TASK TO COMPLETE: Copy each line of the records below that has "layers" in it.

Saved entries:
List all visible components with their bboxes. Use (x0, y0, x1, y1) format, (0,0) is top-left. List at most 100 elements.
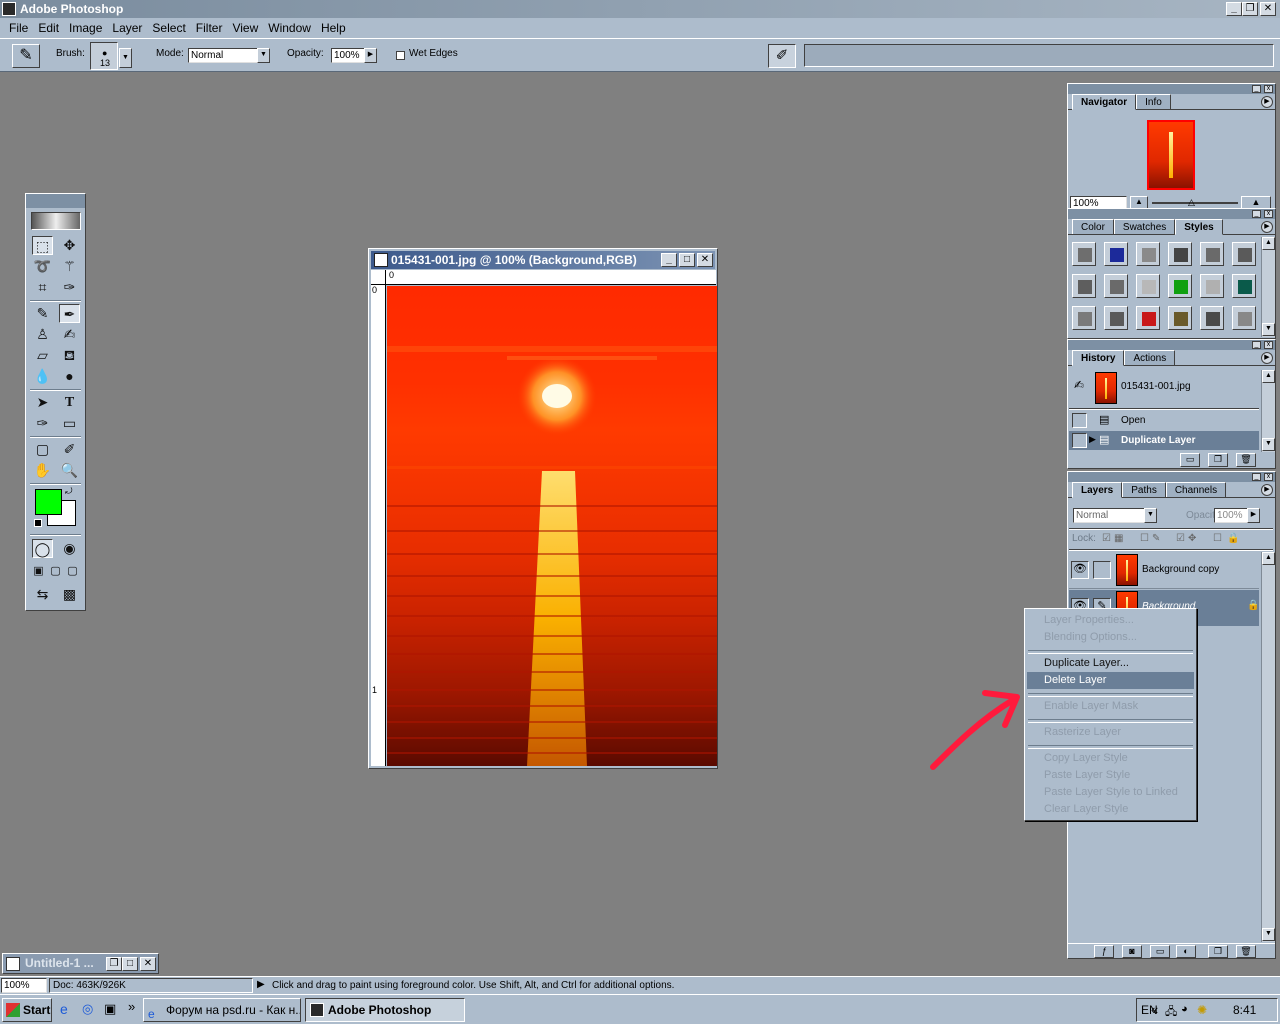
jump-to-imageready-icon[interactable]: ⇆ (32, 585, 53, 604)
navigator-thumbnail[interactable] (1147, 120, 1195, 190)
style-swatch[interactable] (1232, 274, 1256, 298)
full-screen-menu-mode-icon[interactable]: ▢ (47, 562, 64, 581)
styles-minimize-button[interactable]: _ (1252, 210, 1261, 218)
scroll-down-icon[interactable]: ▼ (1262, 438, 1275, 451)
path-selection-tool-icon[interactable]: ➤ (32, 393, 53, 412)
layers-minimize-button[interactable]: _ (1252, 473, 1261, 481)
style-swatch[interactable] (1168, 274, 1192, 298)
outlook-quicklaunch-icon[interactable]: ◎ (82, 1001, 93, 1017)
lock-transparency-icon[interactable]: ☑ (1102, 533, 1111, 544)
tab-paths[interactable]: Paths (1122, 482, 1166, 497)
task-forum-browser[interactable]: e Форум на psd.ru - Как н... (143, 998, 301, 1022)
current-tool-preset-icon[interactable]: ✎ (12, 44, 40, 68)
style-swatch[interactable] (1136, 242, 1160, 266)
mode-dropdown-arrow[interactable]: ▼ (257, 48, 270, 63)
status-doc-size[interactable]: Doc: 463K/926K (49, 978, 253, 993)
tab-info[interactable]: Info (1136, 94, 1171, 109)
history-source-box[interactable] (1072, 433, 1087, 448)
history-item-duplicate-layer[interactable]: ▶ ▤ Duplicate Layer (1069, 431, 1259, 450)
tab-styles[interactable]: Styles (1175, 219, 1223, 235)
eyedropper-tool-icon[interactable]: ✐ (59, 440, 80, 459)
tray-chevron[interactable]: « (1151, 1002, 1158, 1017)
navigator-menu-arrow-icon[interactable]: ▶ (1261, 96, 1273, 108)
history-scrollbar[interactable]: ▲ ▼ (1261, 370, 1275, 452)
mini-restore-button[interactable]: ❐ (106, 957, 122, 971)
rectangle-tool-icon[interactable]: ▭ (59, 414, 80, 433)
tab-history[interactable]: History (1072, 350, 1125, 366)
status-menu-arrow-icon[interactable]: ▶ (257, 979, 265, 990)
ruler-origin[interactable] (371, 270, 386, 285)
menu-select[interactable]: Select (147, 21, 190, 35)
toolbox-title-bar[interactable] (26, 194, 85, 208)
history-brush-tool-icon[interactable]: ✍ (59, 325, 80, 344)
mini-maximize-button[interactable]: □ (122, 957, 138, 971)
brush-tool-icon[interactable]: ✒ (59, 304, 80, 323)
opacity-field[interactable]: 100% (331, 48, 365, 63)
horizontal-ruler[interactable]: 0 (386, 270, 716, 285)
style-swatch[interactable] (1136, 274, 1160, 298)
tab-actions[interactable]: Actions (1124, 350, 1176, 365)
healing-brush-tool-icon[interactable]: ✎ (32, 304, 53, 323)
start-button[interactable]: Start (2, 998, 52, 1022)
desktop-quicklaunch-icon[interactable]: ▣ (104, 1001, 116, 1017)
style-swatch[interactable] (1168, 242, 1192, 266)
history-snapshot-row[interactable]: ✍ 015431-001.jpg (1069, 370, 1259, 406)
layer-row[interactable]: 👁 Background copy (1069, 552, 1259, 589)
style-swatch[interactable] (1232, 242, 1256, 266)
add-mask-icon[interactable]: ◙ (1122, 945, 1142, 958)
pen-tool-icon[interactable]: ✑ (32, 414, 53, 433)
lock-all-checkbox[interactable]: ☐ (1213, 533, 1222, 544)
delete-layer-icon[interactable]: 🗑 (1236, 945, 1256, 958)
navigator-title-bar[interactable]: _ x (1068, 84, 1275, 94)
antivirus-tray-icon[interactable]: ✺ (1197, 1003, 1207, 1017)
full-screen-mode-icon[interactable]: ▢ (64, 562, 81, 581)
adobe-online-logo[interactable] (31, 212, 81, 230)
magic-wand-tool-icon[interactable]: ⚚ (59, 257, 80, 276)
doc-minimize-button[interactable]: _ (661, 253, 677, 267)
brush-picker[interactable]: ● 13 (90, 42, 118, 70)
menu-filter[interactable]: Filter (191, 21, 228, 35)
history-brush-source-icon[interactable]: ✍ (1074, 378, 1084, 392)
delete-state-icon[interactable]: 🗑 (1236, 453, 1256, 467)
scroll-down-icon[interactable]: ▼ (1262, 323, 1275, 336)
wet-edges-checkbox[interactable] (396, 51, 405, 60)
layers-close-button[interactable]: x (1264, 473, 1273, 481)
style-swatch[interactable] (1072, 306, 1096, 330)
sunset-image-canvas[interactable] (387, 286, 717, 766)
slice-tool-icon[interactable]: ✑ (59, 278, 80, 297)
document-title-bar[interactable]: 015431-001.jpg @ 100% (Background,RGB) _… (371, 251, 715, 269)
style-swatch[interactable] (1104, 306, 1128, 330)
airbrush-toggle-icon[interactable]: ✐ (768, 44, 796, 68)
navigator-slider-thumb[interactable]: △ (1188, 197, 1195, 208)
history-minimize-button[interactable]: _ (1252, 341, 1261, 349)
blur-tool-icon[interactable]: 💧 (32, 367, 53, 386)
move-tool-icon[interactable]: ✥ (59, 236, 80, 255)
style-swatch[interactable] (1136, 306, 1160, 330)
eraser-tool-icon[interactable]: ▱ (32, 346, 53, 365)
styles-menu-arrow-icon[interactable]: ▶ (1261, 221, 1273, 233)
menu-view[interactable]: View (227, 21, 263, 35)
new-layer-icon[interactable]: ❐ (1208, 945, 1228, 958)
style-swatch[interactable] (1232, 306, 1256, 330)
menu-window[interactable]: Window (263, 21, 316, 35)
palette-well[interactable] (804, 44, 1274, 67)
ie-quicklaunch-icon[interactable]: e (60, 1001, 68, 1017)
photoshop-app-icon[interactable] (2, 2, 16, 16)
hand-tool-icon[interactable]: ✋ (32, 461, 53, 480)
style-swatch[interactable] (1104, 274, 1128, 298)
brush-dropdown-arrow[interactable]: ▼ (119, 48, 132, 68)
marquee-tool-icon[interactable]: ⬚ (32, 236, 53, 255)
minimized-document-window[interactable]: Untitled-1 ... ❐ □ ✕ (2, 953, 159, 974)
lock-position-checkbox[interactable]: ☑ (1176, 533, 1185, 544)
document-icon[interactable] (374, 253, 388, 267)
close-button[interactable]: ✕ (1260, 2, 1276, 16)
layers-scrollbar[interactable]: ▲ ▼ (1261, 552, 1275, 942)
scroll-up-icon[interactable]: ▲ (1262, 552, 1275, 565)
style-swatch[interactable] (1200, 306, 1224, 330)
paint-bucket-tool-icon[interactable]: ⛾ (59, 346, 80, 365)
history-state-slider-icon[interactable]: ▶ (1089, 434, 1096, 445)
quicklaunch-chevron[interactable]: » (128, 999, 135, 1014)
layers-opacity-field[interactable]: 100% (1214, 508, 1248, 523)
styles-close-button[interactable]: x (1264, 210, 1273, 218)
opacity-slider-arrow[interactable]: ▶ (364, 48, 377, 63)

SOLUTION TO THE EXERCISE:
layers-minimize-button[interactable]: _ (1252, 473, 1261, 481)
layers-close-button[interactable]: x (1264, 473, 1273, 481)
layers-scrollbar[interactable]: ▲ ▼ (1261, 552, 1275, 942)
layers-opacity-field[interactable]: 100% (1214, 508, 1248, 523)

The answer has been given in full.